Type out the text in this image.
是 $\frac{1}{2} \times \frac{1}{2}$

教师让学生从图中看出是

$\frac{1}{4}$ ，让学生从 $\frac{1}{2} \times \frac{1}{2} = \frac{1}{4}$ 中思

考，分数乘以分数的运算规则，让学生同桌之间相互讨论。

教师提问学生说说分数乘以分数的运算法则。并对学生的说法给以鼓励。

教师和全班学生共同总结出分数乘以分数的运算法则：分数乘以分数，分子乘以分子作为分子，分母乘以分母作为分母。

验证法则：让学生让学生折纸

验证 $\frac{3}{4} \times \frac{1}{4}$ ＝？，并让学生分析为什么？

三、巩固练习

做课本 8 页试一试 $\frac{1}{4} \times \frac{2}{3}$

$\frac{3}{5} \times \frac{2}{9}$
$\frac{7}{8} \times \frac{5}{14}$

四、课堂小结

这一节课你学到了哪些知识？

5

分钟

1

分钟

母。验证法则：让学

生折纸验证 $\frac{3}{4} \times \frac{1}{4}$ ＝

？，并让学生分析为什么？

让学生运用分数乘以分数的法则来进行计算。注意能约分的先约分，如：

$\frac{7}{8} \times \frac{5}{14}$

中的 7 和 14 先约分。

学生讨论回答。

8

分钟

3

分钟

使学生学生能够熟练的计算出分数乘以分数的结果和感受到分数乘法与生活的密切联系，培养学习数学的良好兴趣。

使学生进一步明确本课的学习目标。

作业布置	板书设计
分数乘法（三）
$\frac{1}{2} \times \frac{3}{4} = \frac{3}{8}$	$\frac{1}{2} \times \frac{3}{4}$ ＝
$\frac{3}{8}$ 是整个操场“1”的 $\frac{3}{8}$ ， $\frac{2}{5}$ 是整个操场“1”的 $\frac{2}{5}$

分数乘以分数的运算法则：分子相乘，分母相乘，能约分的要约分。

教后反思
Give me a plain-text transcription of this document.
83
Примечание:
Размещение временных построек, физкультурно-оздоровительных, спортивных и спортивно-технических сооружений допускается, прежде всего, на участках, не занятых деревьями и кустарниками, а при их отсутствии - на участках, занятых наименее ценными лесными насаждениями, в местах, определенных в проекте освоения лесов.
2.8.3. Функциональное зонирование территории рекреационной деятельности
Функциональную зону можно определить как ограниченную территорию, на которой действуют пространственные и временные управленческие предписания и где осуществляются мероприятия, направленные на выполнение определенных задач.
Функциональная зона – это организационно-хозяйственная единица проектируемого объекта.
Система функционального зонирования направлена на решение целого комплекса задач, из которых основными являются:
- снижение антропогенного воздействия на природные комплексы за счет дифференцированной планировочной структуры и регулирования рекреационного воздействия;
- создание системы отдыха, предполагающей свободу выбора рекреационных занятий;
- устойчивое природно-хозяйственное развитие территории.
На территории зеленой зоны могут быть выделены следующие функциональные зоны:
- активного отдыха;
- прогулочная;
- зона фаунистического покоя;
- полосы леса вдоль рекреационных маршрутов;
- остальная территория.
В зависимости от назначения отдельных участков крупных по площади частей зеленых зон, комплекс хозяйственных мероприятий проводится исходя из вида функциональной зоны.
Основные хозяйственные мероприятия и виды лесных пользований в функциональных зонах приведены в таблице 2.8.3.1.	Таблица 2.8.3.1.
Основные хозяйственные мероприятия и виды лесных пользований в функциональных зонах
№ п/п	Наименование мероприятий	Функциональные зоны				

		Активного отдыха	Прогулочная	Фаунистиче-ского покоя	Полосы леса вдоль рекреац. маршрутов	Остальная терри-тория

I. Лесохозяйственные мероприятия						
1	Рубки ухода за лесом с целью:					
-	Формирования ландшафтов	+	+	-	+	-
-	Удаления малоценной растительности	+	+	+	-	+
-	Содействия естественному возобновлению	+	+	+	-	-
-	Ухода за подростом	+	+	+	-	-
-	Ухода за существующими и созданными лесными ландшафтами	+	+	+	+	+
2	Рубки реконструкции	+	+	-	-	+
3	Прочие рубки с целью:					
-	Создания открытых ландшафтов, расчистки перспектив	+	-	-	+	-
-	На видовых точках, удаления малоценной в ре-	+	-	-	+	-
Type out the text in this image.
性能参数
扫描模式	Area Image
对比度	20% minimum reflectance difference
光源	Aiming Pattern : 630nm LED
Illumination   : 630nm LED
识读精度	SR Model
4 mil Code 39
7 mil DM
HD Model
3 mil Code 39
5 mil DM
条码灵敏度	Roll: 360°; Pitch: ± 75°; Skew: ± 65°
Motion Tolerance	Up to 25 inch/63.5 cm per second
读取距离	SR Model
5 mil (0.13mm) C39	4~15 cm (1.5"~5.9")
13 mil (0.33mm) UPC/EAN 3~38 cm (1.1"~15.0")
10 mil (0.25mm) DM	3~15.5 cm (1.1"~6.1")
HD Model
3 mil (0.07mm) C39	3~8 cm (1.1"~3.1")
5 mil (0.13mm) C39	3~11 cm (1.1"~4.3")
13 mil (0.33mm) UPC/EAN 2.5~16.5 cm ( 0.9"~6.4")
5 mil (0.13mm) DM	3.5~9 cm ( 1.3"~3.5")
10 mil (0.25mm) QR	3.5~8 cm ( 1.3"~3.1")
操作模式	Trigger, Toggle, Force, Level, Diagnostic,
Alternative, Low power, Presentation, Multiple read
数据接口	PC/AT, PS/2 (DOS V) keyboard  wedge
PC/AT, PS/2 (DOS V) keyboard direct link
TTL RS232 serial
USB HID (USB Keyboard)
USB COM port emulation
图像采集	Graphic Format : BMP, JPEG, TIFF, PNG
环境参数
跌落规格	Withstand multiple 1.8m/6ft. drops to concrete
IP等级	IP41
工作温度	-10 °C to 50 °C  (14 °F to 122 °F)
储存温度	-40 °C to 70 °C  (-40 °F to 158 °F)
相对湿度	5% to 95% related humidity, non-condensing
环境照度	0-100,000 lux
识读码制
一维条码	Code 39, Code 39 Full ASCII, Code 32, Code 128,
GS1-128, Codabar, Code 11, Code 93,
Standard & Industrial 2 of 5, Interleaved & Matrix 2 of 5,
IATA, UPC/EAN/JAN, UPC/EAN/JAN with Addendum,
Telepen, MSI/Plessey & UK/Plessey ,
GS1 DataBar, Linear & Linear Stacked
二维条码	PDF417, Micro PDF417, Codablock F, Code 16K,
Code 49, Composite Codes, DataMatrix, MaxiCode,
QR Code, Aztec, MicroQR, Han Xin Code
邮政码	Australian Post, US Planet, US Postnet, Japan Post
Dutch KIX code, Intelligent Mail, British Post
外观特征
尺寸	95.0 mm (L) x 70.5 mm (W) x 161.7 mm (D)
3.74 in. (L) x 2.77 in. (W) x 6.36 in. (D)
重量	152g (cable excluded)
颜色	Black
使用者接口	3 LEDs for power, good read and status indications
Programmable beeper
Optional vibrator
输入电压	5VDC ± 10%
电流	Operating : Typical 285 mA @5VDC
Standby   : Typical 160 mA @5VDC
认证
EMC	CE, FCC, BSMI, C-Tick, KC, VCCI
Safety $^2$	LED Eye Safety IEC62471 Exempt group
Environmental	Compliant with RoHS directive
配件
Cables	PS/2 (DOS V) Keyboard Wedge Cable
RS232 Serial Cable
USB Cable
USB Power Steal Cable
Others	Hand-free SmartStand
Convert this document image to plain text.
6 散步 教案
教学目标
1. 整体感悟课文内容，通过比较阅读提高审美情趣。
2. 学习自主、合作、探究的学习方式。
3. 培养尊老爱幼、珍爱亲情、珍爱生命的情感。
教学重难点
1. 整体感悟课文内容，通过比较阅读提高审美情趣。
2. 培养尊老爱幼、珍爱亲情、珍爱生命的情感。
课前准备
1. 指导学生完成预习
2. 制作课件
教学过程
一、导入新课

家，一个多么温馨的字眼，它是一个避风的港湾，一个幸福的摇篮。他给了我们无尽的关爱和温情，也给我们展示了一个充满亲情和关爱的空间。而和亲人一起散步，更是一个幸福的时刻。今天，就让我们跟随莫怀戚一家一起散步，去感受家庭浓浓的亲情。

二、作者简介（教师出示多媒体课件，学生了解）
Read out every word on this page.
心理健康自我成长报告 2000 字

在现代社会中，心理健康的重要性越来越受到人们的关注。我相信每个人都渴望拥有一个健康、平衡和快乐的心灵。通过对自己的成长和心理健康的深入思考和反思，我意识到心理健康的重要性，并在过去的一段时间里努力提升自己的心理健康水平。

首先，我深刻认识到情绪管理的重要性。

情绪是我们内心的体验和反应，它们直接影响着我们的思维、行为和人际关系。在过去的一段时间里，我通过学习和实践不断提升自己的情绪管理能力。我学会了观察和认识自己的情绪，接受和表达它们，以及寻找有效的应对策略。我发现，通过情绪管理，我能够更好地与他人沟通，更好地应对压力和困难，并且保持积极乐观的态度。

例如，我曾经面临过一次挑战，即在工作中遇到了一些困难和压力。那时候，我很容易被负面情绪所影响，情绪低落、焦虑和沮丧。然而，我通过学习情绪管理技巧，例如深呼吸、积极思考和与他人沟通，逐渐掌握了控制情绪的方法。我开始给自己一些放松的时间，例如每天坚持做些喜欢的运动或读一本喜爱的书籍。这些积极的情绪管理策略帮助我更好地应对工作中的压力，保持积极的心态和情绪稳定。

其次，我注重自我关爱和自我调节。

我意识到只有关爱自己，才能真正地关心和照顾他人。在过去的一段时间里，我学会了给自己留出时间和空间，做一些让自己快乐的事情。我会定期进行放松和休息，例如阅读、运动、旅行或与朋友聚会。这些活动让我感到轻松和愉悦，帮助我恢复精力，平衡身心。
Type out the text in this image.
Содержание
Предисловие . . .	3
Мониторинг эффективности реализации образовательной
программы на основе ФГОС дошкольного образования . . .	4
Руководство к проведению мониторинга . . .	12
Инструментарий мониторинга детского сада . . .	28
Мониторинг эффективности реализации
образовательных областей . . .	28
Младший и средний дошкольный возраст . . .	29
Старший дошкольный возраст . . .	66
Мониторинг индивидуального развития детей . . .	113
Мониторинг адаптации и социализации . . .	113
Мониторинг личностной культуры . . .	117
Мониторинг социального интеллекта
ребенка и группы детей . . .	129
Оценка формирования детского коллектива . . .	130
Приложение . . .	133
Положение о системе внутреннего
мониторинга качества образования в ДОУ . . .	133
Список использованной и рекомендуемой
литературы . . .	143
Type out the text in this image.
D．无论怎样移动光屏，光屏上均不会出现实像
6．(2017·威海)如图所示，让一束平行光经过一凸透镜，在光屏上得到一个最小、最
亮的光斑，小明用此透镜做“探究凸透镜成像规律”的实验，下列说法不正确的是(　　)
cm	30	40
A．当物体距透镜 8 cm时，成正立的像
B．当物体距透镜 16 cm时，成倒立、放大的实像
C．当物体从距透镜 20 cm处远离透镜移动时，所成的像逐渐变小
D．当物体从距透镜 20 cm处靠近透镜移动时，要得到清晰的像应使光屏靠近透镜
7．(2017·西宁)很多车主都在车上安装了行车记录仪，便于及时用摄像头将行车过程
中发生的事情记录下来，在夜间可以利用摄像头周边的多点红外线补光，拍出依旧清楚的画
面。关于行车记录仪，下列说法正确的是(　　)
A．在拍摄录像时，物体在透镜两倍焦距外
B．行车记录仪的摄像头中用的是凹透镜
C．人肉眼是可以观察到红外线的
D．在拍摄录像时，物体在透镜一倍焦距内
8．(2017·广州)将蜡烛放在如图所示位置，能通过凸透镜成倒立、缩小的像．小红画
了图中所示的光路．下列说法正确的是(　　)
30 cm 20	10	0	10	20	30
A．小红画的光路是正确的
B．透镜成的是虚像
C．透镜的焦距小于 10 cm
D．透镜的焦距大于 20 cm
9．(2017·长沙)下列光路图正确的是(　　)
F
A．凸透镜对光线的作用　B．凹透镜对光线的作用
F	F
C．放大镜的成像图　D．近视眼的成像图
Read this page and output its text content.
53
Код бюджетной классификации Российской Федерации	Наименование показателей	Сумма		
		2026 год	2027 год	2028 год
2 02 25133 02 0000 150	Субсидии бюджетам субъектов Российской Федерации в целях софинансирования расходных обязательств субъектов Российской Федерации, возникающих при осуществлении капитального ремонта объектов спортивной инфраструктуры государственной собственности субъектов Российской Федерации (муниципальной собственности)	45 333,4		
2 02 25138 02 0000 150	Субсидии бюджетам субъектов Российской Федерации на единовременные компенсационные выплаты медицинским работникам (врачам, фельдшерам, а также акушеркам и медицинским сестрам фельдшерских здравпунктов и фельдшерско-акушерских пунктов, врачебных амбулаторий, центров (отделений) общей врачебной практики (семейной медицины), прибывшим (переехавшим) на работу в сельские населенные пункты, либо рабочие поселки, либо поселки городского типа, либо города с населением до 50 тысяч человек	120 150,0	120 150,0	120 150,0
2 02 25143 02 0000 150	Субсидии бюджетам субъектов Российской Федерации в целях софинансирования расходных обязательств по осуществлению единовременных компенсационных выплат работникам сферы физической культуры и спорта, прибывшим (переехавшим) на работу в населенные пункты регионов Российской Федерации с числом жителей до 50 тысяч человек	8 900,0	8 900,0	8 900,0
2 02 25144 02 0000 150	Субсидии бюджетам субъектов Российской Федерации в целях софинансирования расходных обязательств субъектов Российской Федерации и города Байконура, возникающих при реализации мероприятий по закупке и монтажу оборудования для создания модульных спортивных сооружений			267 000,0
------------------------------
● Short problem:
Find how many of the lines above have the word "покоя" in them. State only that number.

● Result of the task:
2